Do this :: Without the images, write out all of the following entries exactly.

** BEGIN Exercise inputs **

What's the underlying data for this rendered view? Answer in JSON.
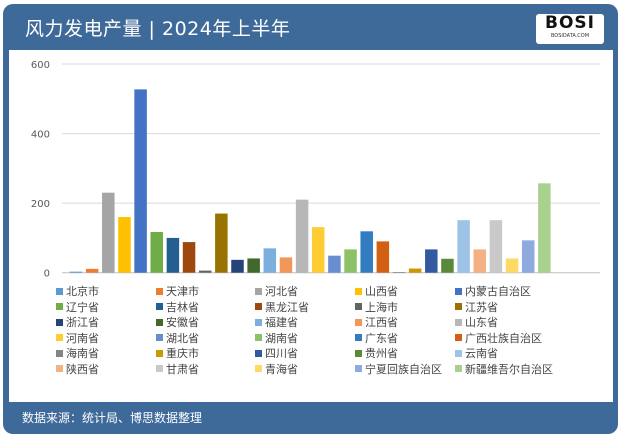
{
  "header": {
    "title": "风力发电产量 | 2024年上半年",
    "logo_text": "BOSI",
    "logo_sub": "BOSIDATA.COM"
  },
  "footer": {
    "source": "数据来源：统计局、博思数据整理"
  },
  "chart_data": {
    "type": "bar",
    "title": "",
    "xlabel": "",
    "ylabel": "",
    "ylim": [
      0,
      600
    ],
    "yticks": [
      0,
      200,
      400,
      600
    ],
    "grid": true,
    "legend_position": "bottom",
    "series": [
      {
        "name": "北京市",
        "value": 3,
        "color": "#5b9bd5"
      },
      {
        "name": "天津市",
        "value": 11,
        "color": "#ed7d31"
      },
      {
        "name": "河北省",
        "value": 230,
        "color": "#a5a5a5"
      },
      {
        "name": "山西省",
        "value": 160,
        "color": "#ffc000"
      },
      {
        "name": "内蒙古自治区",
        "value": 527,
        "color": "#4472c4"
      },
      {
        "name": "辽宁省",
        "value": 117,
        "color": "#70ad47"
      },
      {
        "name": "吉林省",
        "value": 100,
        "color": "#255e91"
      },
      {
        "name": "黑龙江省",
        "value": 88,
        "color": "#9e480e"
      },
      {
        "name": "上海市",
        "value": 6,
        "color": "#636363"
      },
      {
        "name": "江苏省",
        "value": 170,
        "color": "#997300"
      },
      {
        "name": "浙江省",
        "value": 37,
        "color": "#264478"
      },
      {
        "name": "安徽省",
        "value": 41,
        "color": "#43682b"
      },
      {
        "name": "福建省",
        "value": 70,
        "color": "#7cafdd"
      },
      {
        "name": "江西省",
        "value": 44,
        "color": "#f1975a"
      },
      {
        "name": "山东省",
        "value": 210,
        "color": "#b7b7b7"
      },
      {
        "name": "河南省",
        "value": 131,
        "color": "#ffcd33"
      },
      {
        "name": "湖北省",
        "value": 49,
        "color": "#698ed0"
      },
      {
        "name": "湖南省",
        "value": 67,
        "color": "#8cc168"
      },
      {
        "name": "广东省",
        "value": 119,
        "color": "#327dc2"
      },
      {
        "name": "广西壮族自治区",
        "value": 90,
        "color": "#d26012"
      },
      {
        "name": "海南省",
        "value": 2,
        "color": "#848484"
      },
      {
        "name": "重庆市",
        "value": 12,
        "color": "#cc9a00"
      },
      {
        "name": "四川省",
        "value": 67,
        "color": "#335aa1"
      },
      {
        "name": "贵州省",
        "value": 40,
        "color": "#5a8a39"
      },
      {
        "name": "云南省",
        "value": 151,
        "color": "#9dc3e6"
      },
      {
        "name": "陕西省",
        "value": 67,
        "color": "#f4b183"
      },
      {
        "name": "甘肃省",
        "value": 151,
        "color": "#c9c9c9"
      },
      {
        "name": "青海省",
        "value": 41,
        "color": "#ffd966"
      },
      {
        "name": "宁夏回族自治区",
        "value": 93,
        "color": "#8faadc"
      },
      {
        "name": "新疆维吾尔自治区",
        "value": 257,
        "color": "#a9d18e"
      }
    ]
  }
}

** END Exercise inputs **

Finished exercise ::
What's the underlying data for this rendered view? Answer in JSON.
{
  "header": {
    "title": "风力发电产量 | 2024年上半年",
    "logo_text": "BOSI",
    "logo_sub": "BOSIDATA.COM"
  },
  "footer": {
    "source": "数据来源：统计局、博思数据整理"
  },
  "chart_data": {
    "type": "bar",
    "title": "",
    "xlabel": "",
    "ylabel": "",
    "ylim": [
      0,
      600
    ],
    "yticks": [
      0,
      200,
      400,
      600
    ],
    "grid": true,
    "legend_position": "bottom",
    "series": [
      {
        "name": "北京市",
        "value": 3,
        "color": "#5b9bd5"
      },
      {
        "name": "天津市",
        "value": 11,
        "color": "#ed7d31"
      },
      {
        "name": "河北省",
        "value": 230,
        "color": "#a5a5a5"
      },
      {
        "name": "山西省",
        "value": 160,
        "color": "#ffc000"
      },
      {
        "name": "内蒙古自治区",
        "value": 527,
        "color": "#4472c4"
      },
      {
        "name": "辽宁省",
        "value": 117,
        "color": "#70ad47"
      },
      {
        "name": "吉林省",
        "value": 100,
        "color": "#255e91"
      },
      {
        "name": "黑龙江省",
        "value": 88,
        "color": "#9e480e"
      },
      {
        "name": "上海市",
        "value": 6,
        "color": "#636363"
      },
      {
        "name": "江苏省",
        "value": 170,
        "color": "#997300"
      },
      {
        "name": "浙江省",
        "value": 37,
        "color": "#264478"
      },
      {
        "name": "安徽省",
        "value": 41,
        "color": "#43682b"
      },
      {
        "name": "福建省",
        "value": 70,
        "color": "#7cafdd"
      },
      {
        "name": "江西省",
        "value": 44,
        "color": "#f1975a"
      },
      {
        "name": "山东省",
        "value": 210,
        "color": "#b7b7b7"
      },
      {
        "name": "河南省",
        "value": 131,
        "color": "#ffcd33"
      },
      {
        "name": "湖北省",
        "value": 49,
        "color": "#698ed0"
      },
      {
        "name": "湖南省",
        "value": 67,
        "color": "#8cc168"
      },
      {
        "name": "广东省",
        "value": 119,
        "color": "#327dc2"
      },
      {
        "name": "广西壮族自治区",
        "value": 90,
        "color": "#d26012"
      },
      {
        "name": "海南省",
        "value": 2,
        "color": "#848484"
      },
      {
        "name": "重庆市",
        "value": 12,
        "color": "#cc9a00"
      },
      {
        "name": "四川省",
        "value": 67,
        "color": "#335aa1"
      },
      {
        "name": "贵州省",
        "value": 40,
        "color": "#5a8a39"
      },
      {
        "name": "云南省",
        "value": 151,
        "color": "#9dc3e6"
      },
      {
        "name": "陕西省",
        "value": 67,
        "color": "#f4b183"
      },
      {
        "name": "甘肃省",
        "value": 151,
        "color": "#c9c9c9"
      },
      {
        "name": "青海省",
        "value": 41,
        "color": "#ffd966"
      },
      {
        "name": "宁夏回族自治区",
        "value": 93,
        "color": "#8faadc"
      },
      {
        "name": "新疆维吾尔自治区",
        "value": 257,
        "color": "#a9d18e"
      }
    ]
  }
}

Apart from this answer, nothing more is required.